** Start of Source records **

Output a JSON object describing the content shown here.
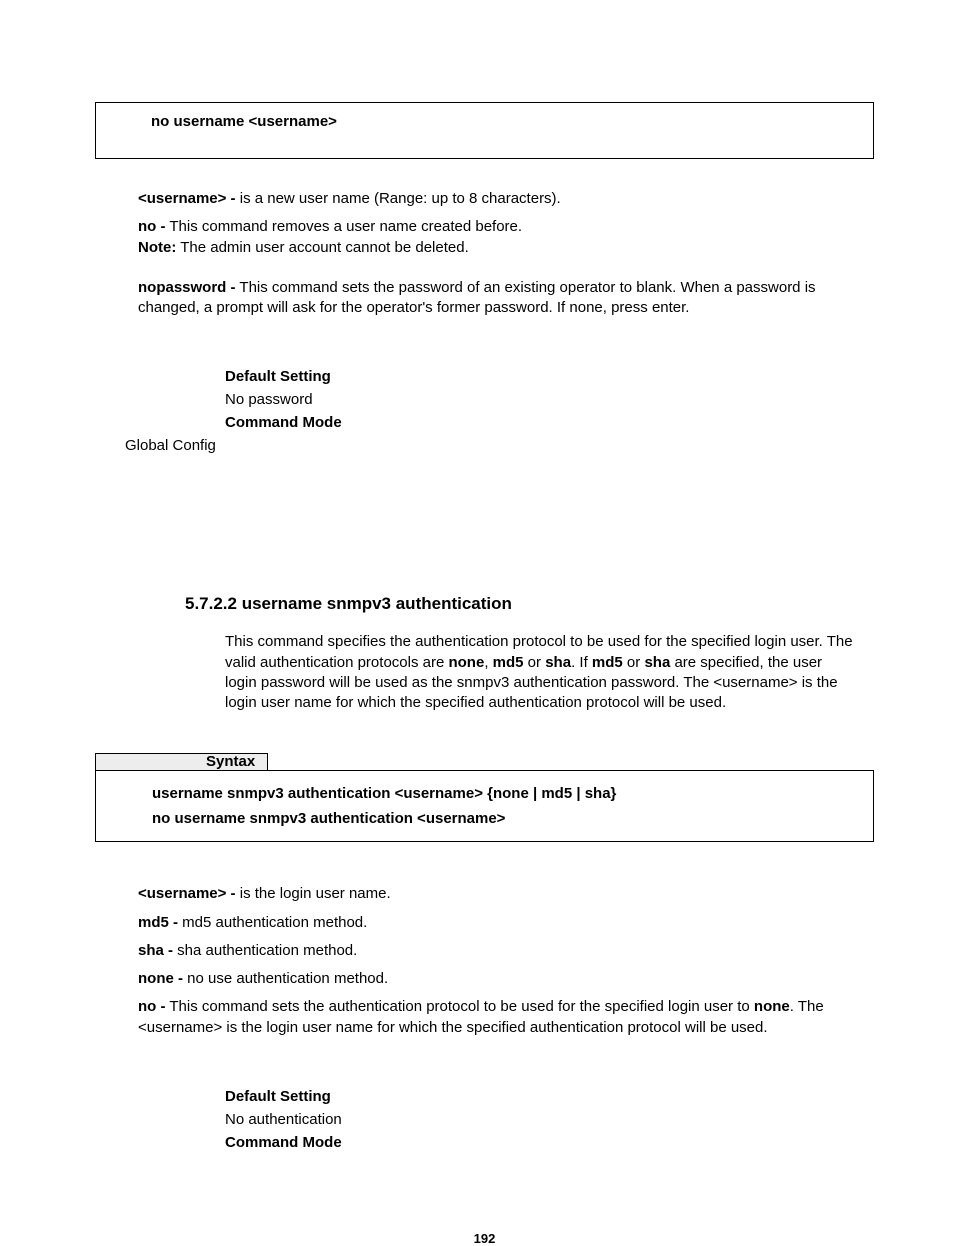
{
  "topSyntaxBox": {
    "line1": "no username <username>"
  },
  "params1": {
    "username_label": "<username> -",
    "username_text": " is a new user name (Range: up to 8 characters).",
    "no_label": "no -",
    "no_text": " This command removes a user name created before.",
    "note_label": "Note:",
    "note_text": " The admin user account cannot be deleted.",
    "nopassword_label": "nopassword -",
    "nopassword_text": " This command sets the password of an existing operator to blank. When a password is changed, a prompt will ask for the operator's former password. If none, press enter."
  },
  "settings1": {
    "default_heading": "Default Setting",
    "default_value": "No password",
    "mode_heading": "Command Mode",
    "mode_value": "Global Config"
  },
  "section": {
    "heading_num": "5.7.2.2 ",
    "heading_title": "username snmpv3 authentication",
    "body_pre": "This command specifies the authentication protocol to be used for the specified login user. The valid authentication protocols are ",
    "body_none": "none",
    "body_c1": ", ",
    "body_md5": "md5",
    "body_or1": " or ",
    "body_sha": "sha",
    "body_dot_if": ". If ",
    "body_md5_2": "md5",
    "body_or2": " or ",
    "body_sha_2": "sha",
    "body_post": " are specified, the user login password will be used as the snmpv3 authentication password. The <username> is the login user name for which the specified authentication protocol will be used."
  },
  "syntaxGroup": {
    "label": "Syntax",
    "line1": "username snmpv3 authentication <username> {none | md5 | sha}",
    "line2": "no username snmpv3 authentication <username>"
  },
  "params2": {
    "username_label": "<username> -",
    "username_text": " is the login user name.",
    "md5_label": "md5 -",
    "md5_text": " md5 authentication method.",
    "sha_label": "sha -",
    "sha_text": " sha authentication method.",
    "none_label": "none -",
    "none_text": " no use authentication method.",
    "no_label": "no -",
    "no_text_pre": " This command sets the authentication protocol to be used for the specified login user to ",
    "no_bold": "none",
    "no_text_post": ". The <username> is the login user name for which the specified authentication protocol will be used."
  },
  "settings2": {
    "default_heading": "Default Setting",
    "default_value": "No authentication",
    "mode_heading": "Command Mode"
  },
  "pageNumber": "192"
}
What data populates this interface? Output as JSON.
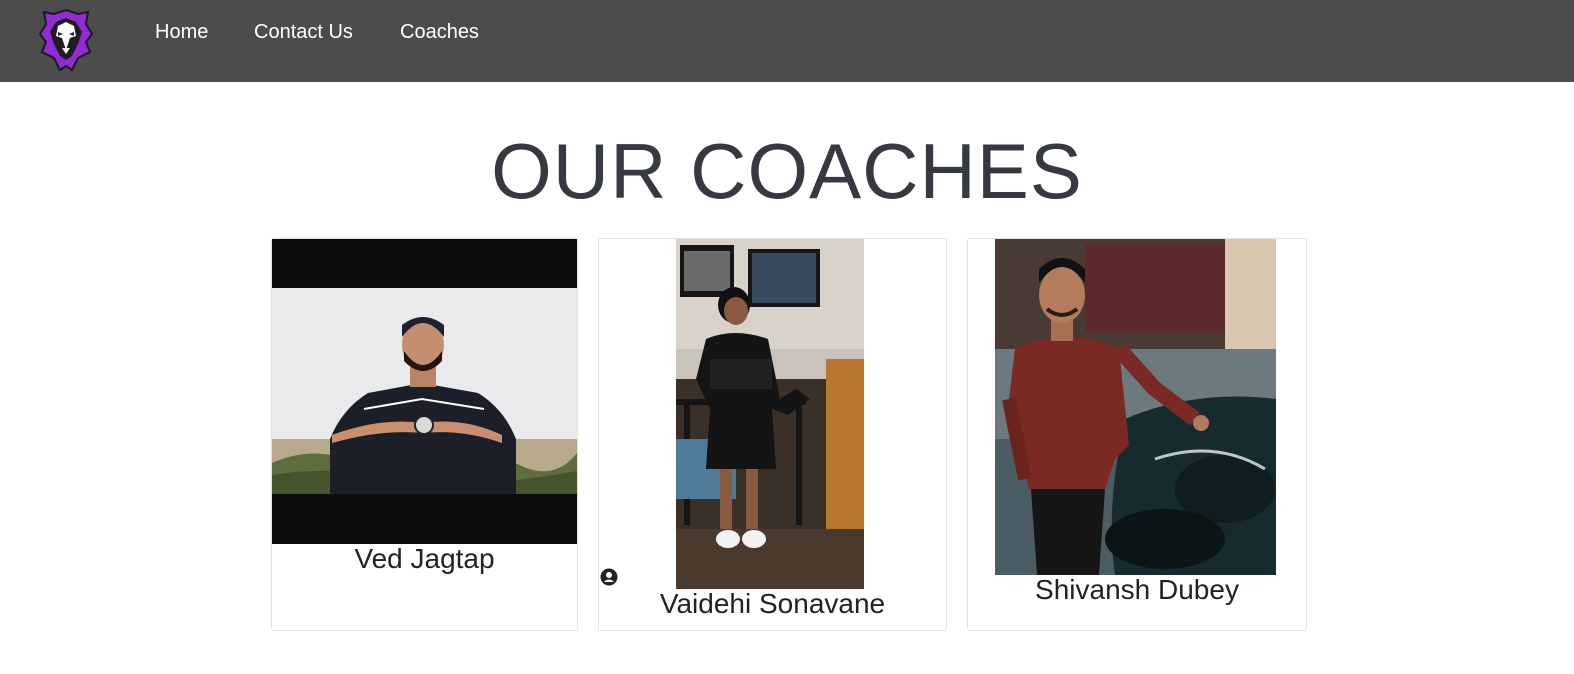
{
  "nav": {
    "logo_icon": "lion-head-logo-icon",
    "links": [
      {
        "label": "Home"
      },
      {
        "label": "Contact Us"
      },
      {
        "label": "Coaches"
      }
    ]
  },
  "main": {
    "title": "OUR COACHES",
    "coaches": [
      {
        "name": "Ved Jagtap",
        "photo": "man-making-heart-hands-photo"
      },
      {
        "name": "Vaidehi Sonavane",
        "photo": "woman-on-staircase-photo"
      },
      {
        "name": "Shivansh Dubey",
        "photo": "man-with-motorcycle-photo"
      }
    ]
  },
  "colors": {
    "navbar": "#4c4c4c",
    "title_text": "#343a40",
    "logo_accent": "#8f2cd6"
  }
}
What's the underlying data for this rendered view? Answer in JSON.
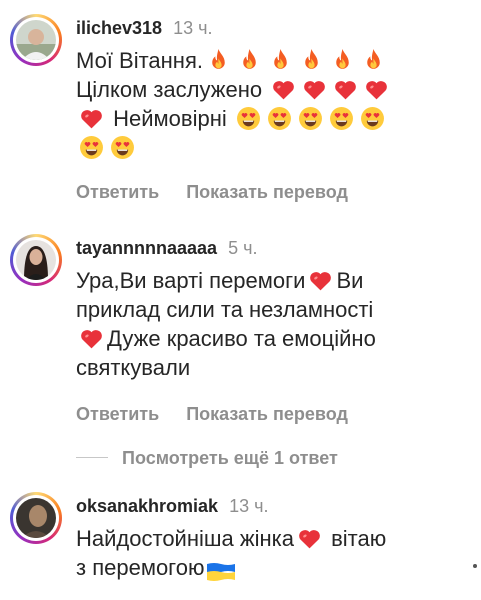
{
  "comments": [
    {
      "username": "ilichev318",
      "time": "13 ч.",
      "text": [
        {
          "t": "Мої Вітання."
        },
        {
          "e": "fire"
        },
        {
          "e": "fire"
        },
        {
          "e": "fire"
        },
        {
          "e": "fire"
        },
        {
          "e": "fire"
        },
        {
          "e": "fire"
        },
        {
          "br": true
        },
        {
          "t": "Цілком заслужено "
        },
        {
          "e": "heart"
        },
        {
          "e": "heart"
        },
        {
          "e": "heart"
        },
        {
          "e": "heart"
        },
        {
          "br": true
        },
        {
          "e": "heart"
        },
        {
          "t": " Неймовірні "
        },
        {
          "e": "heart_eyes"
        },
        {
          "e": "heart_eyes"
        },
        {
          "e": "heart_eyes"
        },
        {
          "e": "heart_eyes"
        },
        {
          "e": "heart_eyes"
        },
        {
          "br": true
        },
        {
          "e": "heart_eyes"
        },
        {
          "e": "heart_eyes"
        }
      ],
      "actions": {
        "reply": "Ответить",
        "translate": "Показать перевод"
      }
    },
    {
      "username": "tayannnnnaaaaa",
      "time": "5 ч.",
      "text": [
        {
          "t": "Ура,Ви варті перемоги"
        },
        {
          "e": "heart"
        },
        {
          "t": "Ви"
        },
        {
          "br": true
        },
        {
          "t": "приклад сили та незламності"
        },
        {
          "br": true
        },
        {
          "e": "heart"
        },
        {
          "t": "Дуже красиво та емоційно"
        },
        {
          "br": true
        },
        {
          "t": "святкували"
        }
      ],
      "actions": {
        "reply": "Ответить",
        "translate": "Показать перевод"
      }
    },
    {
      "username": "oksanakhromiak",
      "time": "13 ч.",
      "text": [
        {
          "t": "Найдостойніша жінка"
        },
        {
          "e": "heart"
        },
        {
          "t": " вітаю"
        },
        {
          "br": true
        },
        {
          "t": "з перемогою"
        },
        {
          "e": "ua_flag"
        }
      ]
    }
  ],
  "more_replies": "Посмотреть ещё 1 ответ"
}
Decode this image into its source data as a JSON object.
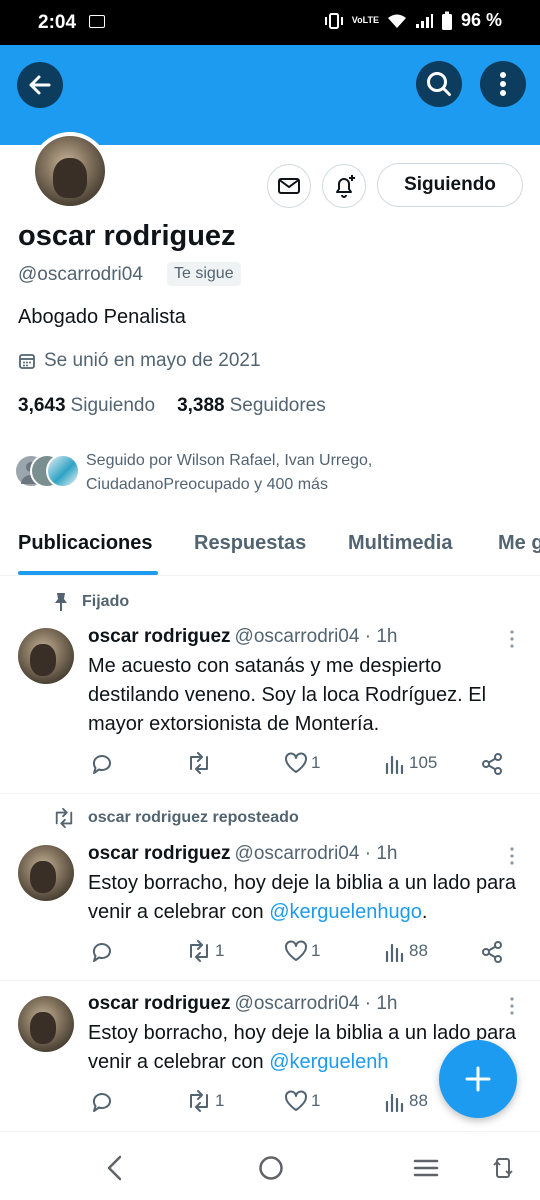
{
  "status_bar": {
    "time": "2:04",
    "battery": "96 %"
  },
  "profile": {
    "name": "oscar rodriguez",
    "handle": "@oscarrodri04",
    "follows_you": "Te sigue",
    "bio": "Abogado Penalista",
    "joined": "Se unió en mayo de 2021",
    "following_count": "3,643",
    "following_label": "Siguiendo",
    "followers_count": "3,388",
    "followers_label": "Seguidores",
    "followed_by_line1": "Seguido por Wilson Rafael, Ivan Urrego,",
    "followed_by_line2": "CiudadanoPreocupado y 400 más",
    "follow_button": "Siguiendo"
  },
  "tabs": [
    {
      "label": "Publicaciones"
    },
    {
      "label": "Respuestas"
    },
    {
      "label": "Multimedia"
    },
    {
      "label": "Me g"
    }
  ],
  "posts": [
    {
      "context": "Fijado",
      "name": "oscar rodriguez",
      "handle": "@oscarrodri04 · 1h",
      "text": "Me acuesto con satanás y me despierto destilando veneno. Soy la loca Rodríguez. El mayor extorsionista de Montería.",
      "reposts": "",
      "likes": "1",
      "views": "105"
    },
    {
      "context": "oscar rodriguez reposteado",
      "name": "oscar rodriguez",
      "handle": "@oscarrodri04 · 1h",
      "text_before": "Estoy borracho, hoy deje la biblia a un lado para venir a celebrar con ",
      "mention": "@kerguelenhugo",
      "text_after": ".",
      "reposts": "1",
      "likes": "1",
      "views": "88"
    },
    {
      "name": "oscar rodriguez",
      "handle": "@oscarrodri04 · 1h",
      "text_before": "Estoy borracho, hoy deje la biblia a un lado para venir a celebrar con ",
      "mention": "@kerguelenh",
      "reposts": "1",
      "likes": "1",
      "views": "88"
    }
  ],
  "colors": {
    "accent": "#1d9bf0",
    "secondary_text": "#536471"
  }
}
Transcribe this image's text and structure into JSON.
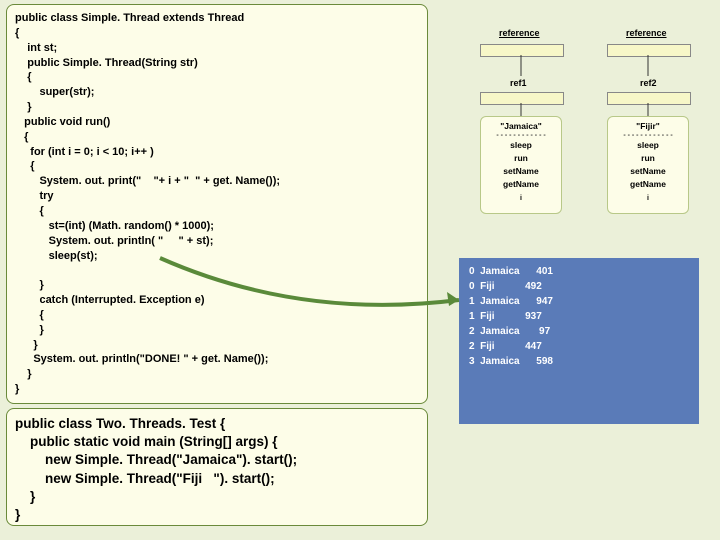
{
  "code1": "public class Simple. Thread extends Thread\n{\n    int st;\n    public Simple. Thread(String str)\n    {\n        super(str);\n    }\n   public void run()\n   {\n     for (int i = 0; i < 10; i++ )\n     {\n        System. out. print(\"    \"+ i + \"  \" + get. Name());\n        try\n        {\n           st=(int) (Math. random() * 1000);\n           System. out. println( \"     \" + st);\n           sleep(st);\n\n        }\n        catch (Interrupted. Exception e)\n        {\n        }\n      }\n      System. out. println(\"DONE! \" + get. Name());\n    }\n}",
  "code2": "public class Two. Threads. Test {\n    public static void main (String[] args) {\n        new Simple. Thread(\"Jamaica\"). start();\n        new Simple. Thread(\"Fiji   \"). start();\n    }\n}",
  "output": "0  Jamaica      401\n0  Fiji           492\n1  Jamaica      947\n1  Fiji           937\n2  Jamaica       97\n2  Fiji           447\n3  Jamaica      598",
  "ref1_top": "reference",
  "ref2_top": "reference",
  "ref1_label": "ref1",
  "ref2_label": "ref2",
  "obj1": {
    "name": "\"Jamaica\"",
    "m1": "sleep",
    "m2": "run",
    "m3": "setName",
    "m4": "getName",
    "tail": "i"
  },
  "obj2": {
    "name": "\"Fijir\"",
    "m1": "sleep",
    "m2": "run",
    "m3": "setName",
    "m4": "getName",
    "tail": "i"
  }
}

** End of Source records **

→ **Instructions to follow**: Find the number of lines in which the word "JSON" occurs, and write nothing but that number.

→ **Worked solution**: 5